**DATA FOR PROCESSING**
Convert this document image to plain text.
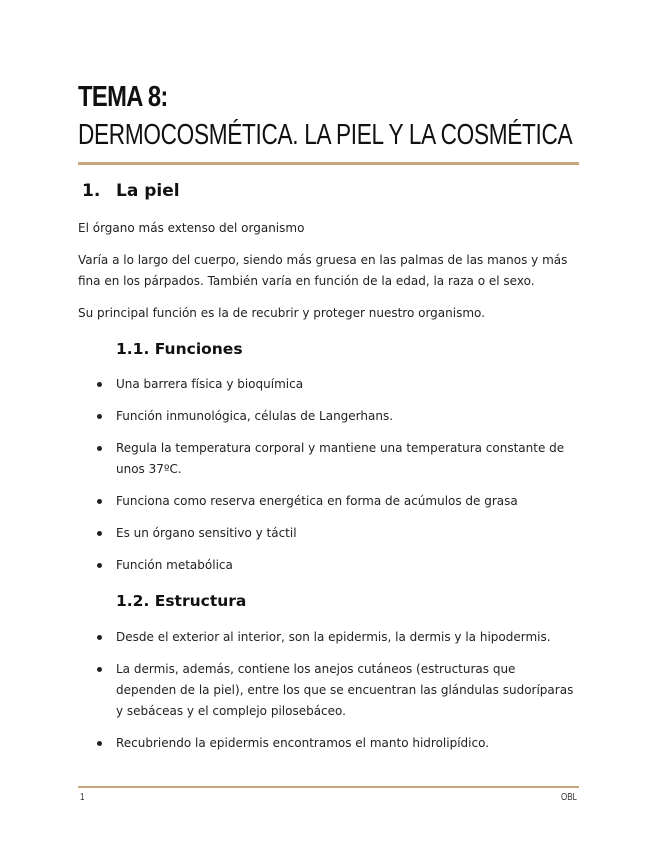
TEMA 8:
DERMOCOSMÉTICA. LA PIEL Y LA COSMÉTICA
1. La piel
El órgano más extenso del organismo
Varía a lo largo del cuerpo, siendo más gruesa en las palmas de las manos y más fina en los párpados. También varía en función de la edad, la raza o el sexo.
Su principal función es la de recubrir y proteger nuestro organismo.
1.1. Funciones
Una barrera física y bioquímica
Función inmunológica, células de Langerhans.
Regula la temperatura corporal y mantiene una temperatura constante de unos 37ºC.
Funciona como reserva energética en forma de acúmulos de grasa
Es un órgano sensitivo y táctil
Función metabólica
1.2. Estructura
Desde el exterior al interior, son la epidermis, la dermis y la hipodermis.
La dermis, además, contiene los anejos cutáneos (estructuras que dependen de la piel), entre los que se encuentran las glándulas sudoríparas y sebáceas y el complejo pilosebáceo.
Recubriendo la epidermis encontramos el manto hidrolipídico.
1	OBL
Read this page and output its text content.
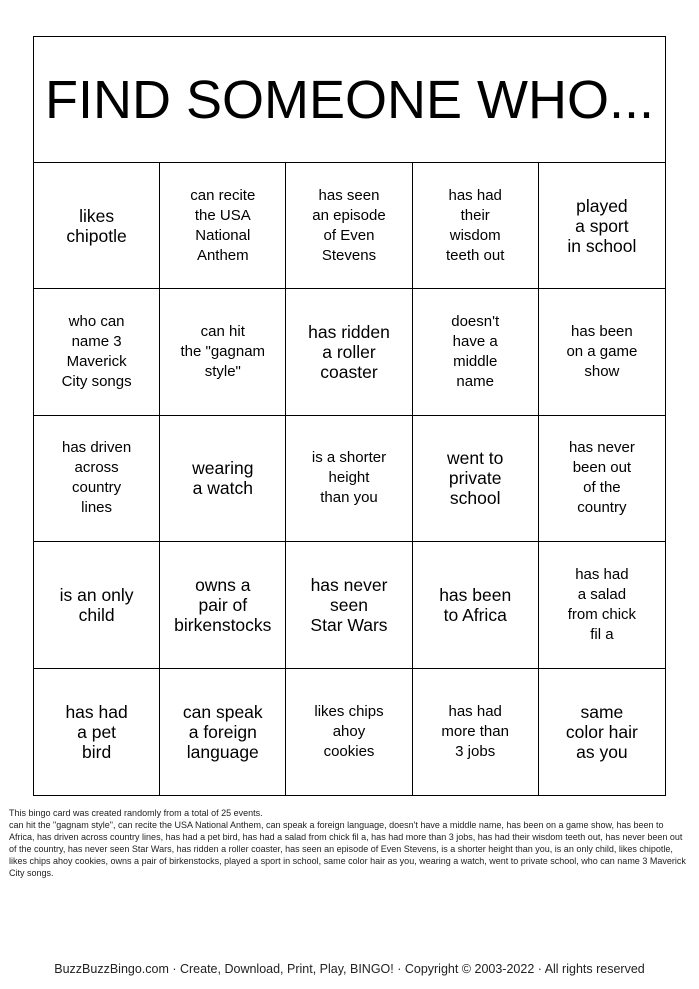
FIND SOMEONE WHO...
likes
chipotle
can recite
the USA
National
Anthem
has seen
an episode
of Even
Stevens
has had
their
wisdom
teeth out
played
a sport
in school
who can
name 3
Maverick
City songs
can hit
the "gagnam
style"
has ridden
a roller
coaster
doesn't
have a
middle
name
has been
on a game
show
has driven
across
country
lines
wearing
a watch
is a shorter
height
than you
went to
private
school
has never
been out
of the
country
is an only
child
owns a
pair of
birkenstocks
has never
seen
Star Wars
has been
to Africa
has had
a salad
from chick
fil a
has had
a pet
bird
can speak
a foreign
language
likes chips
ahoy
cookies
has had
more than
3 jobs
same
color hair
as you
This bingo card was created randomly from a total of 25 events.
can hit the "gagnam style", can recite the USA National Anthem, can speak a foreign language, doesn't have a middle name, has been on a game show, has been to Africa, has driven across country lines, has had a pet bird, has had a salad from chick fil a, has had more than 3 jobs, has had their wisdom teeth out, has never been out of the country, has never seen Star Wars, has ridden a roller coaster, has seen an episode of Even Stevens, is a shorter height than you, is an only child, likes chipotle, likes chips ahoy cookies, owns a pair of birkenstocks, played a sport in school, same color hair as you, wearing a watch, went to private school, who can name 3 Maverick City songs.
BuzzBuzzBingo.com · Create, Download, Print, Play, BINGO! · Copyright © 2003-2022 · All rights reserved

**WORK TO BE COMPLETED**
Exclude every picture and copy the remaining data exactly.

**ANSWER TO THIS PROBLEM**
Convert this document image to plain text.
TEMA 8:
DERMOCOSMÉTICA. LA PIEL Y LA COSMÉTICA
1. La piel
El órgano más extenso del organismo
Varía a lo largo del cuerpo, siendo más gruesa en las palmas de las manos y más fina en los párpados. También varía en función de la edad, la raza o el sexo.
Su principal función es la de recubrir y proteger nuestro organismo.
1.1. Funciones
Una barrera física y bioquímica
Función inmunológica, células de Langerhans.
Regula la temperatura corporal y mantiene una temperatura constante de unos 37ºC.
Funciona como reserva energética en forma de acúmulos de grasa
Es un órgano sensitivo y táctil
Función metabólica
1.2. Estructura
Desde el exterior al interior, son la epidermis, la dermis y la hipodermis.
La dermis, además, contiene los anejos cutáneos (estructuras que dependen de la piel), entre los que se encuentran las glándulas sudoríparas y sebáceas y el complejo pilosebáceo.
Recubriendo la epidermis encontramos el manto hidrolipídico.
1	OBL
Read this page and output its text content.
FIND SOMEONE WHO...
likes
chipotle
can recite
the USA
National
Anthem
has seen
an episode
of Even
Stevens
has had
their
wisdom
teeth out
played
a sport
in school
who can
name 3
Maverick
City songs
can hit
the "gagnam
style"
has ridden
a roller
coaster
doesn't
have a
middle
name
has been
on a game
show
has driven
across
country
lines
wearing
a watch
is a shorter
height
than you
went to
private
school
has never
been out
of the
country
is an only
child
owns a
pair of
birkenstocks
has never
seen
Star Wars
has been
to Africa
has had
a salad
from chick
fil a
has had
a pet
bird
can speak
a foreign
language
likes chips
ahoy
cookies
has had
more than
3 jobs
same
color hair
as you
This bingo card was created randomly from a total of 25 events.
can hit the "gagnam style", can recite the USA National Anthem, can speak a foreign language, doesn't have a middle name, has been on a game show, has been to Africa, has driven across country lines, has had a pet bird, has had a salad from chick fil a, has had more than 3 jobs, has had their wisdom teeth out, has never been out of the country, has never seen Star Wars, has ridden a roller coaster, has seen an episode of Even Stevens, is a shorter height than you, is an only child, likes chipotle, likes chips ahoy cookies, owns a pair of birkenstocks, played a sport in school, same color hair as you, wearing a watch, went to private school, who can name 3 Maverick City songs.
BuzzBuzzBingo.com · Create, Download, Print, Play, BINGO! · Copyright © 2003-2022 · All rights reserved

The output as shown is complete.